-- WHAT TO WORK ON --
Of the lines in this listing, how many contain the word "like"? Give the number and nothing else.

** start **

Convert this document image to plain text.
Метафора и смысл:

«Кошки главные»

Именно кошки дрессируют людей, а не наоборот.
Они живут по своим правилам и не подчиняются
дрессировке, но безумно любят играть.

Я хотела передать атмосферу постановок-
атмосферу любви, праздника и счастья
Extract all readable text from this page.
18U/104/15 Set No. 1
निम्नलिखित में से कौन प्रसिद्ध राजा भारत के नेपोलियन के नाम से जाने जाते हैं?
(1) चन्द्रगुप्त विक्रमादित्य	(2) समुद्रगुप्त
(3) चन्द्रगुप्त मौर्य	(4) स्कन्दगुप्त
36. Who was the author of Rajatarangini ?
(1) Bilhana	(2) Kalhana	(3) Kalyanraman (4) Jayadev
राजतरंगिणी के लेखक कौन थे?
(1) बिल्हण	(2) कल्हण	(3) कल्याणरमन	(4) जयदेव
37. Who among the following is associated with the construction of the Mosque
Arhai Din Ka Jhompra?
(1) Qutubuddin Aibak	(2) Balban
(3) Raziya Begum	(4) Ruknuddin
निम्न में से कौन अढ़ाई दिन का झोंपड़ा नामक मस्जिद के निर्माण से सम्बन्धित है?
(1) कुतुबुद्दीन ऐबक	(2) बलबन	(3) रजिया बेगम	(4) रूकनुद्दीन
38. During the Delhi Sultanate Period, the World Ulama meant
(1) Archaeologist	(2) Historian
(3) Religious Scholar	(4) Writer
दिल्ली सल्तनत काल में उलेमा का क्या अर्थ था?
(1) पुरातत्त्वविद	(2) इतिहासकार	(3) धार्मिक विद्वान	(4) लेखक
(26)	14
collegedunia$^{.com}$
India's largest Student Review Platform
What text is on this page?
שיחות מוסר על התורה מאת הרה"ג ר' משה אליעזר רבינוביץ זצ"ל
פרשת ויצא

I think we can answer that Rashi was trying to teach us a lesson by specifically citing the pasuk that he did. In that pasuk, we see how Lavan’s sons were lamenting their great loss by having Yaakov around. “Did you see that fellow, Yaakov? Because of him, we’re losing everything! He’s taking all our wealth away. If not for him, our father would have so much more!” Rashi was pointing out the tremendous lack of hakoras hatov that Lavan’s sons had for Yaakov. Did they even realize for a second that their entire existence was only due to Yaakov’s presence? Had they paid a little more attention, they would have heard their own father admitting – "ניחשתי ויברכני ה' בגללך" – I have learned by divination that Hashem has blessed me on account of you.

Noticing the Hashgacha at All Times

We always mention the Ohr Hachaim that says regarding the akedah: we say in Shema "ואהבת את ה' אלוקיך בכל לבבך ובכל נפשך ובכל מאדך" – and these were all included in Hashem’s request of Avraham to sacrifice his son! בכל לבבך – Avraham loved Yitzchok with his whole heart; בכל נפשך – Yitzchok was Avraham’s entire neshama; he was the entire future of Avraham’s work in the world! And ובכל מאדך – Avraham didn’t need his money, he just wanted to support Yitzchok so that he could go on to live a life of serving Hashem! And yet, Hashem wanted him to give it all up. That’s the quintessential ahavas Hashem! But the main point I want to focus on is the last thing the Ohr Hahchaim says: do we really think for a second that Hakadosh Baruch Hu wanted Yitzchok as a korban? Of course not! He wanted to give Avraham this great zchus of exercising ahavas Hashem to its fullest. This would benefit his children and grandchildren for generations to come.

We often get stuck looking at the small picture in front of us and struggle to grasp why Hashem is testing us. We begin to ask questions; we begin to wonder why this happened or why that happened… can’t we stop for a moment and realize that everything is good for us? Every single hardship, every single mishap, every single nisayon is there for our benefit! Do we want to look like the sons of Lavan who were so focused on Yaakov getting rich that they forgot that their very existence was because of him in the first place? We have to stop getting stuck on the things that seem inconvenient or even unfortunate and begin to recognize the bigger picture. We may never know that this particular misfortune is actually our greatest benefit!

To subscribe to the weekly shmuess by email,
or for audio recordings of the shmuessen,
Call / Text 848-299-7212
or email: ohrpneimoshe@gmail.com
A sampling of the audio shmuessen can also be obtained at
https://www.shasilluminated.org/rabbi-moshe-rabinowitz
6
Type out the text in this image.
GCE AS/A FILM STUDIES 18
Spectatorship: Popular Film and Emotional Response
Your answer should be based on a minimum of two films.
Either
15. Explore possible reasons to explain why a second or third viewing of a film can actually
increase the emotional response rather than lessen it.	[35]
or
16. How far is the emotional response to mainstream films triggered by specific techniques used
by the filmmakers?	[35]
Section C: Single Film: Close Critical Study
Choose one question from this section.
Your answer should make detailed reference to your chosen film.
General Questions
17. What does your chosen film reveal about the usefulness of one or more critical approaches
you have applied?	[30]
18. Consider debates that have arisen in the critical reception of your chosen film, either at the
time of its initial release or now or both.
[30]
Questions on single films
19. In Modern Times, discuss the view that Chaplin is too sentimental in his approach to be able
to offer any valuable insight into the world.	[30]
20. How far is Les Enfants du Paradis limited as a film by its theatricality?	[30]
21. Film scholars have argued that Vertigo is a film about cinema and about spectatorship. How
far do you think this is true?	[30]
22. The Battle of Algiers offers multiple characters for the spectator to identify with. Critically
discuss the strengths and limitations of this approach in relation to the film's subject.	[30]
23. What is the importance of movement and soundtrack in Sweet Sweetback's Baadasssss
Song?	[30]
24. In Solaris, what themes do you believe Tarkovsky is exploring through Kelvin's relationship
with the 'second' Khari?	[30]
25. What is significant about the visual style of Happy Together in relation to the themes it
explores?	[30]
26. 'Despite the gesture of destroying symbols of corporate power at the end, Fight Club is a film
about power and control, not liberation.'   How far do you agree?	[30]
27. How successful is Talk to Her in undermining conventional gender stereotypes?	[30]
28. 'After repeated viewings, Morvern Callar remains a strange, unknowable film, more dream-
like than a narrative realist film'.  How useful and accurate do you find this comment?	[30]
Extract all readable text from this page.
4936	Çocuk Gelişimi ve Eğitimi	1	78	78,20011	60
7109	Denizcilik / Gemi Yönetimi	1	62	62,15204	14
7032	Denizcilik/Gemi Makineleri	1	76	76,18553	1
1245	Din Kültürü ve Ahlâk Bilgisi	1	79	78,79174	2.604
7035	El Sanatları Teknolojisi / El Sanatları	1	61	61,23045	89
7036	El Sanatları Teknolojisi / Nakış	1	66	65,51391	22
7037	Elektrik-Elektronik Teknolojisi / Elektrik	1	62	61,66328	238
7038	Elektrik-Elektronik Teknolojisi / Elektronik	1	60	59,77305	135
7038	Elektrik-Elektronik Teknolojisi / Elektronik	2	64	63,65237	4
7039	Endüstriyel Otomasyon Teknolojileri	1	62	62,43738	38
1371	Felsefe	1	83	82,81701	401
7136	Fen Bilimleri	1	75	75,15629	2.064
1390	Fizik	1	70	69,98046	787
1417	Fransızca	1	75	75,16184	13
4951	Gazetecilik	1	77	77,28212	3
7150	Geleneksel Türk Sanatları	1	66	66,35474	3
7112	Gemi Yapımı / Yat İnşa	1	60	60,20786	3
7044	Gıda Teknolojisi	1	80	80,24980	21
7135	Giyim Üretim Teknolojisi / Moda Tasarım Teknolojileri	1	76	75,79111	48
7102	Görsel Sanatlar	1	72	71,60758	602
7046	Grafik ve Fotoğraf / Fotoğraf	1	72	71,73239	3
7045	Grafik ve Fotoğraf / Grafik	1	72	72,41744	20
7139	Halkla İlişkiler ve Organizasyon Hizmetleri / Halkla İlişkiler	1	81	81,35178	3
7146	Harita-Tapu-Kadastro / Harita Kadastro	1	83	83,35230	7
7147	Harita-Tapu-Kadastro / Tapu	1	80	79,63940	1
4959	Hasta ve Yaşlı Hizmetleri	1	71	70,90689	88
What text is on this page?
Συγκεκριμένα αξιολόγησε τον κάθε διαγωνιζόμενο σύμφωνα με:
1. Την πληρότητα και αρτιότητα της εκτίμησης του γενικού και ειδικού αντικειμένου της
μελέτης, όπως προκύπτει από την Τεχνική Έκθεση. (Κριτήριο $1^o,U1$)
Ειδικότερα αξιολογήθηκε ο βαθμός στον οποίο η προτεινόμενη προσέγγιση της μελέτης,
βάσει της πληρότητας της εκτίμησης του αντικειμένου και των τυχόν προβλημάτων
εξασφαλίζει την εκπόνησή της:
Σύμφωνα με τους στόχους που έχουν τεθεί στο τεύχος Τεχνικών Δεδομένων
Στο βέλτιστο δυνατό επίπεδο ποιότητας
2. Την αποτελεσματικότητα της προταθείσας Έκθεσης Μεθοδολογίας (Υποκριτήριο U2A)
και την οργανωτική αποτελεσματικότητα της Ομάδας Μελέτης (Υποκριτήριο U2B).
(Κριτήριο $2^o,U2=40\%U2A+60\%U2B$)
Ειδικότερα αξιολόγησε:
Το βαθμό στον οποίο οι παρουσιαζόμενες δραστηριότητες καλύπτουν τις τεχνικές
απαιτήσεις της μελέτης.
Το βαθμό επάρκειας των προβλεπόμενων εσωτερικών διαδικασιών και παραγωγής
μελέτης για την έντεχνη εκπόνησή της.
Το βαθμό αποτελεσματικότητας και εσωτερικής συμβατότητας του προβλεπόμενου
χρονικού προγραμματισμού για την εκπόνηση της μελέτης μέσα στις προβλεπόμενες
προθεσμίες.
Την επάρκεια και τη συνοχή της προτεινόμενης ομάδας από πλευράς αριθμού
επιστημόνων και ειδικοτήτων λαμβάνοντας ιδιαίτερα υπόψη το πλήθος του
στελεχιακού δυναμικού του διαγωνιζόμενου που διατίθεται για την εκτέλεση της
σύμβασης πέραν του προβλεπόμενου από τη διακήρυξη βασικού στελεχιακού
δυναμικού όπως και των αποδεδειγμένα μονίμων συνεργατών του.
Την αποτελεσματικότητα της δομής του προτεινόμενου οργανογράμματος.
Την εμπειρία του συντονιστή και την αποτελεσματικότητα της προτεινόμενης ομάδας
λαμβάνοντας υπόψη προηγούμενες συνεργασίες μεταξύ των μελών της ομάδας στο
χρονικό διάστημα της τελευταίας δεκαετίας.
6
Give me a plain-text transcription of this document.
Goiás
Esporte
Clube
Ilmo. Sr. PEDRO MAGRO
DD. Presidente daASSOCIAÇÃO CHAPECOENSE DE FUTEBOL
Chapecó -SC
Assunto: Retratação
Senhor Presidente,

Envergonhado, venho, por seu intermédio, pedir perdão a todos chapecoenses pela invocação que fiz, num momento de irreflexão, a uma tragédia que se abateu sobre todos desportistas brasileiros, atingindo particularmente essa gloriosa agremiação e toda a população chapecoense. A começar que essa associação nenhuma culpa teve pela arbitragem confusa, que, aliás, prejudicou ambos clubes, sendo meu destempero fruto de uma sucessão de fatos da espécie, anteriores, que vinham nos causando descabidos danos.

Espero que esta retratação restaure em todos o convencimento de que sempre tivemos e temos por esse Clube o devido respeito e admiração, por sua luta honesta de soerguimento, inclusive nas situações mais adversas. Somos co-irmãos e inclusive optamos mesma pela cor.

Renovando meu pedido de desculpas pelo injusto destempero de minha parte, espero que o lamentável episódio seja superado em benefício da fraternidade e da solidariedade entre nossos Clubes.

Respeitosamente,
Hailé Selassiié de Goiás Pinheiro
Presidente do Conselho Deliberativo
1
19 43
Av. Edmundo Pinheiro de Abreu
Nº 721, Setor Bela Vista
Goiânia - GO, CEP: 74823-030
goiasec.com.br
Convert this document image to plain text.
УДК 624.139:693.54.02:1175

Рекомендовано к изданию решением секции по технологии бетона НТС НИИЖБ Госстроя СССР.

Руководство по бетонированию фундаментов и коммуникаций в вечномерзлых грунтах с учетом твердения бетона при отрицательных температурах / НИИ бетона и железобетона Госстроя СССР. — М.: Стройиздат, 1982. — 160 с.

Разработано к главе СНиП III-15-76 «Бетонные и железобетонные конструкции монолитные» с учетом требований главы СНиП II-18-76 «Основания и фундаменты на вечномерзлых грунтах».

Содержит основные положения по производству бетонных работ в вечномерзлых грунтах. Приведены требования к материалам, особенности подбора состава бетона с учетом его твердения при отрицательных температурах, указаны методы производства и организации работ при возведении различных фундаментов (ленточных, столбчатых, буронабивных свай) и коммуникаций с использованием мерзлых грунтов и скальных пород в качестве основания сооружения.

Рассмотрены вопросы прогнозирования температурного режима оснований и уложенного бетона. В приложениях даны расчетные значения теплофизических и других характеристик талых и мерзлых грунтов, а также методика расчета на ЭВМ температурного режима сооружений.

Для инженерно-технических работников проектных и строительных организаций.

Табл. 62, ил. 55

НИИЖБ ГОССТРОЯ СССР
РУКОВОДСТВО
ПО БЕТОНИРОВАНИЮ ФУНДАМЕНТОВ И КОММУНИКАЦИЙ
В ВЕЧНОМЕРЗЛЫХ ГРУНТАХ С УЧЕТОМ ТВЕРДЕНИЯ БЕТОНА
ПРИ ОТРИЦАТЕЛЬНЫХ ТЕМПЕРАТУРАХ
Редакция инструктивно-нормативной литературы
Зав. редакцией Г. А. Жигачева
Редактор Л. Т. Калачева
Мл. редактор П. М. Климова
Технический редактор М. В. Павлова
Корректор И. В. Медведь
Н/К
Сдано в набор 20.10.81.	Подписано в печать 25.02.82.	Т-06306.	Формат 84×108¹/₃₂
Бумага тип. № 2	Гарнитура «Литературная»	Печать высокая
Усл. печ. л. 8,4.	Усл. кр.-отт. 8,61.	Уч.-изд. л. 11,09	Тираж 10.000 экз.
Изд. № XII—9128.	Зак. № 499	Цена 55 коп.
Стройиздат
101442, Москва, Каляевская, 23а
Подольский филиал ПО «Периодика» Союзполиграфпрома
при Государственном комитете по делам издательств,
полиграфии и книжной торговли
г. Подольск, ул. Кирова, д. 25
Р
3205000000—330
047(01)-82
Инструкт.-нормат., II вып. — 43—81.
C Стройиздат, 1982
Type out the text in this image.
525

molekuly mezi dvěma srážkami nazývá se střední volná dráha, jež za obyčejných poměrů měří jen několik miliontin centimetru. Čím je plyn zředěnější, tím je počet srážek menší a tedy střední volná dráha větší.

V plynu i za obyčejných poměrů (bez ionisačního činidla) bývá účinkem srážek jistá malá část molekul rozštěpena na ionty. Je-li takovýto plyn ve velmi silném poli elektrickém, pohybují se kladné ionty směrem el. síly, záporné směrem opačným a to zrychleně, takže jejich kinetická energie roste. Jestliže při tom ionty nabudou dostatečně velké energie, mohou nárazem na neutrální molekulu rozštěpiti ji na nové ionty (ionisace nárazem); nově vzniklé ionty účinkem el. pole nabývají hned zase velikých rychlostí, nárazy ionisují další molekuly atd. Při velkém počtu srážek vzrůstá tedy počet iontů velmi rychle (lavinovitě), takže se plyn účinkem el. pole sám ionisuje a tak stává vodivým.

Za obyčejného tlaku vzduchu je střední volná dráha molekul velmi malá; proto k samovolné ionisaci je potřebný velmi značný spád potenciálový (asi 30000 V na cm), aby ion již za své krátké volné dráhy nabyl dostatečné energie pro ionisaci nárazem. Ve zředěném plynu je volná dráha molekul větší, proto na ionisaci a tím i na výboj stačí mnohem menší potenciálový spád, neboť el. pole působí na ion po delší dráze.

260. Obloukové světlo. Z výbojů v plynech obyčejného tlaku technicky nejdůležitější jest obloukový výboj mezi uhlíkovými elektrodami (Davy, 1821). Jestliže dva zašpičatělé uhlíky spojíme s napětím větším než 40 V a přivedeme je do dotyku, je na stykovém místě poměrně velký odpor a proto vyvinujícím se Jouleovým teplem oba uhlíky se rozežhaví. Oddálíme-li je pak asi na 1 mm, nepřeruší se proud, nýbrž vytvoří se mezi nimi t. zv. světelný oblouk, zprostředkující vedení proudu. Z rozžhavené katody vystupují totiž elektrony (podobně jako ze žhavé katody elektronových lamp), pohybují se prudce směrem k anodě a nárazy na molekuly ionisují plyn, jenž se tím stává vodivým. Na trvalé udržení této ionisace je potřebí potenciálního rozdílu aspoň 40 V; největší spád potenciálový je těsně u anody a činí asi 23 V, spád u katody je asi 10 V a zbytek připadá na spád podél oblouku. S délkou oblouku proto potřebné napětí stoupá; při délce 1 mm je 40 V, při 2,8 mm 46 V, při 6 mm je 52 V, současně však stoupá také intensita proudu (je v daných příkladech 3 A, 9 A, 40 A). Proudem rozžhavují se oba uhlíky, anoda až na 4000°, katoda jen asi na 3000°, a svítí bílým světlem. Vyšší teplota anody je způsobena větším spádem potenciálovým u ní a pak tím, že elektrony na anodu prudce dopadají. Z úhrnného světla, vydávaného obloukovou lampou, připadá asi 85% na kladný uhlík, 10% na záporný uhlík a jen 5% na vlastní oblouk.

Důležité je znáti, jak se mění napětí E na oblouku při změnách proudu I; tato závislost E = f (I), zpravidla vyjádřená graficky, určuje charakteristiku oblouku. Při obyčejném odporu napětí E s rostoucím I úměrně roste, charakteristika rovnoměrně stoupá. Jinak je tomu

** end **

-- ANSWER FOR THE TASK --
2